Kathleen Belew Profile picture
Dec 28, 2022 34 tweets 6 min read Read on X
I'm so excited to share my thoughts on @maddow Rachel Maddow's phenomenal new podcast, ULTRA. Mild spoilers ahead, along with my wholehearted endorsement (1)
ULTRA is a vivid, funny, smart podcast about the “Great Sedition Trial” of 1944. I’m a historian of the paramilitary white power movement and a major sedition trial of similar/same activists in the 1980s... (2)
...and I was still bowled over by the first episode, which details a number of elements you will recognize in the 1980s incarnation of paramilitary white power groups I wrote about in Bring the War Home: (3)
These include 1) organized paramilitary groups and Aryan bookstores 2) a plan to wage war on the federal government through selective targeting 3) building and storing bombs 4) distributing hate materials ... (4)
5) being really excited about Nazis 6) getting illegally obtained weapons from state sources (National Guard units in this case, Ft Bragg in the '80s) and 7) stunning failures, to put it mildly, in surveillance, prosecution, and government response. (5)
I am, as I mentioned, a historian of the paramilitary right. And this podcast has persuaded me that a broad-based, social movement of Nazi and Klan activists was afoot in the 1940s... (6)
... and that it wasn’t just America First here and the Silver Shirts there, but that there was a groundswell of interconnected people (interconnections well documented in the show, btw) that wanted to overthrow the U.S. and implement a fascist government. (7)
The Great Sedition Trial was a spectacular failure, leaving us largely unaware of the real threat posed by a coalition of Hitler-backed Nazi propagandists;... (8)
...sitting U.S. senators using their offices (and taxpayer money) to distribute disinformation designed to turn Americans against each other; ... (9)
...an array of paramilitary groups ready to go to war on the US and install a fascist regime; and a series of failures in judicial accountability. (10)
It was such a failure that bringing the story together is a shock. As @maddow notes, this historical moment is usually remembered as a time when Americans unified against the threat Hitler and fascism posed to the nation and the world. (11)
The trial was such a failure, in other words, that most of us don’t know this story (12)

Set task A – Reproduce the records verbatim, from their first line through the line containing "Extract 30 of", with both of those lines included.

Listings of boxed layout items
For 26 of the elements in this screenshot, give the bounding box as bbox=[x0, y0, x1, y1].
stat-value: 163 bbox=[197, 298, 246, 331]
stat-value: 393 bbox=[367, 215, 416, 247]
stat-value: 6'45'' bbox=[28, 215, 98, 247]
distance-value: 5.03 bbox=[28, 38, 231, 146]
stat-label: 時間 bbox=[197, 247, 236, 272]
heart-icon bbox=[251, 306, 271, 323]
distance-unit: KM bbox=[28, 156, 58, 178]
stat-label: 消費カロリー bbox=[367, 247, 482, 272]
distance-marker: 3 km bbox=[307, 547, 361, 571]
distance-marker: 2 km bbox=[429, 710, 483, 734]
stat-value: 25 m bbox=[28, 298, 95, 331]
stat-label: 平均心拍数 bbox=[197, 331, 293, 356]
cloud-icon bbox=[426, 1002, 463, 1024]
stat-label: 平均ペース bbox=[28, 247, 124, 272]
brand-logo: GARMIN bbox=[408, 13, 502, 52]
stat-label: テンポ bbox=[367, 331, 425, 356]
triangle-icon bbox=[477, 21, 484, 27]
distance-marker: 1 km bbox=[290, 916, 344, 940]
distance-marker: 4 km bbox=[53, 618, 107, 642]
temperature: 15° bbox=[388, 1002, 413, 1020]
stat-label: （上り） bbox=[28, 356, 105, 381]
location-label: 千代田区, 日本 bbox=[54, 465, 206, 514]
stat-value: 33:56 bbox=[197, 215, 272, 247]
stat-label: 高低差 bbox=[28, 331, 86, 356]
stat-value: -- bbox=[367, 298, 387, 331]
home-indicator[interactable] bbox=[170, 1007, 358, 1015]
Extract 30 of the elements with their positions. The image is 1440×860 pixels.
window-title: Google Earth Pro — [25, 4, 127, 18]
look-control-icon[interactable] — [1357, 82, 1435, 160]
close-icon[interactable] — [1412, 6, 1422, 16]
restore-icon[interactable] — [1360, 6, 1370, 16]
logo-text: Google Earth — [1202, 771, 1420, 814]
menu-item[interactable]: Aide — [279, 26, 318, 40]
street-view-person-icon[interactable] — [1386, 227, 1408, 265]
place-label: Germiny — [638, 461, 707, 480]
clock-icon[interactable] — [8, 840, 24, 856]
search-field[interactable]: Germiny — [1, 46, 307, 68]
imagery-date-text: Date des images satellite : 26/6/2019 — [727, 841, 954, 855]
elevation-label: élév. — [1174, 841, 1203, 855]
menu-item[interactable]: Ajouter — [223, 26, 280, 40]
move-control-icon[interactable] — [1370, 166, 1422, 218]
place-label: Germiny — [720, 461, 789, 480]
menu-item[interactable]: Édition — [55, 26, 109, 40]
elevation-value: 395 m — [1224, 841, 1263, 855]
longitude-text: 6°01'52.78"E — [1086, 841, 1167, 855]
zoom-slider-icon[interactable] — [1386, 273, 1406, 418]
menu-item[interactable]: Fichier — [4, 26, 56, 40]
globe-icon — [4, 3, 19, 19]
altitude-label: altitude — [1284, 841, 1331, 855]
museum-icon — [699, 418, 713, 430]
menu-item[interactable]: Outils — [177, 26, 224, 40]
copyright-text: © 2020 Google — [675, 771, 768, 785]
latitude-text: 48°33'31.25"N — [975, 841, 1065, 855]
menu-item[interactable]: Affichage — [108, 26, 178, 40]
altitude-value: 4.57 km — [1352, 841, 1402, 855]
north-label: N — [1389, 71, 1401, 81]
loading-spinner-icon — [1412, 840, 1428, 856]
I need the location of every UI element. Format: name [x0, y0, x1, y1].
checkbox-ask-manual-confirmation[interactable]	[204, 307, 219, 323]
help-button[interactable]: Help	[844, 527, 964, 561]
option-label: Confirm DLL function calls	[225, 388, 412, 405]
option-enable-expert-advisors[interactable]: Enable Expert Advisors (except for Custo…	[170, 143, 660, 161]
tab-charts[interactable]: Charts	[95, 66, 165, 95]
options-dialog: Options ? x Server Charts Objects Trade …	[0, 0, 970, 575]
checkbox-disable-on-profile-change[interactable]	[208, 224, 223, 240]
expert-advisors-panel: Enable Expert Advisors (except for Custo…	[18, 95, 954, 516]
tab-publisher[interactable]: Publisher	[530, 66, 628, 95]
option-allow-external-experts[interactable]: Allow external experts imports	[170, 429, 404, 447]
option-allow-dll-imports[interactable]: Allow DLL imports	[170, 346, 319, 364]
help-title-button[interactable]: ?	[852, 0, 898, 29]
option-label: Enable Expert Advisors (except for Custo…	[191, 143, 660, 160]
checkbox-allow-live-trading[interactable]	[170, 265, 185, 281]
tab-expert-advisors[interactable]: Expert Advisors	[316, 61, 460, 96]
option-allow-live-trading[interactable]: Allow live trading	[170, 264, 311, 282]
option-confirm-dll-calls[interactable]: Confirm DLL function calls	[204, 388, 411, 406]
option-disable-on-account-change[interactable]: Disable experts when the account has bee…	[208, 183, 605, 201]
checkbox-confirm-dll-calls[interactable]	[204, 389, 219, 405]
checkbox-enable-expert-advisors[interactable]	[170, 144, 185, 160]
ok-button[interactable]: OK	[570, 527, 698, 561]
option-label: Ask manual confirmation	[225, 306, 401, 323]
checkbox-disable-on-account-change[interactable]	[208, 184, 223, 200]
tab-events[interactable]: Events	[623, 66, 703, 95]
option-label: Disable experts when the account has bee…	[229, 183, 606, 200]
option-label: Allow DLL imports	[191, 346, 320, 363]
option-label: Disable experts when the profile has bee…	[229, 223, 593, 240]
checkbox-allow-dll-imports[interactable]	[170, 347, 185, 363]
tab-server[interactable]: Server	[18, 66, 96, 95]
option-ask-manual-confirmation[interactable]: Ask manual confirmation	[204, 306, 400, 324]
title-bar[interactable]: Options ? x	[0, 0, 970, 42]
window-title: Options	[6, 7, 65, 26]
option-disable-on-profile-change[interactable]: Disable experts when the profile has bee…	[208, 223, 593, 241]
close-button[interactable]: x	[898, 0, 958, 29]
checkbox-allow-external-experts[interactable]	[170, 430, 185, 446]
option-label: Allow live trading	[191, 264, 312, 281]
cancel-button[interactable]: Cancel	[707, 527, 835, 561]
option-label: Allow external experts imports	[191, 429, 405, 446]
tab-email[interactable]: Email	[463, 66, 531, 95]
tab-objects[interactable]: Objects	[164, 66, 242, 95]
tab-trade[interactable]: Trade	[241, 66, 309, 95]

Set task B – In the thread about the ULTRA podcast, what source of illegally obtained weapons is named for the case covered in the podcast?

Exercise output A –
For 26 of the elements in this screenshot, give the bounding box as bbox=[x0, y0, x1, y1].
stat-value: 163 bbox=[197, 298, 246, 331]
stat-value: 393 bbox=[367, 215, 416, 247]
stat-value: 6'45'' bbox=[28, 215, 98, 247]
distance-value: 5.03 bbox=[28, 38, 231, 146]
stat-label: 時間 bbox=[197, 247, 236, 272]
heart-icon bbox=[251, 306, 271, 323]
distance-unit: KM bbox=[28, 156, 58, 178]
stat-label: 消費カロリー bbox=[367, 247, 482, 272]
distance-marker: 3 km bbox=[307, 547, 361, 571]
distance-marker: 2 km bbox=[429, 710, 483, 734]
stat-value: 25 m bbox=[28, 298, 95, 331]
stat-label: 平均心拍数 bbox=[197, 331, 293, 356]
cloud-icon bbox=[426, 1002, 463, 1024]
stat-label: 平均ペース bbox=[28, 247, 124, 272]
brand-logo: GARMIN bbox=[408, 13, 502, 52]
stat-label: テンポ bbox=[367, 331, 425, 356]
triangle-icon bbox=[477, 21, 484, 27]
distance-marker: 1 km bbox=[290, 916, 344, 940]
distance-marker: 4 km bbox=[53, 618, 107, 642]
temperature: 15° bbox=[388, 1002, 413, 1020]
stat-label: （上り） bbox=[28, 356, 105, 381]
location-label: 千代田区, 日本 bbox=[54, 465, 206, 514]
stat-value: 33:56 bbox=[197, 215, 272, 247]
stat-label: 高低差 bbox=[28, 331, 86, 356]
stat-value: -- bbox=[367, 298, 387, 331]
home-indicator[interactable] bbox=[170, 1007, 358, 1015]
Extract 30 of the elements with their positions. The image is 1440×860 pixels.

Exercise output B – National Guard units.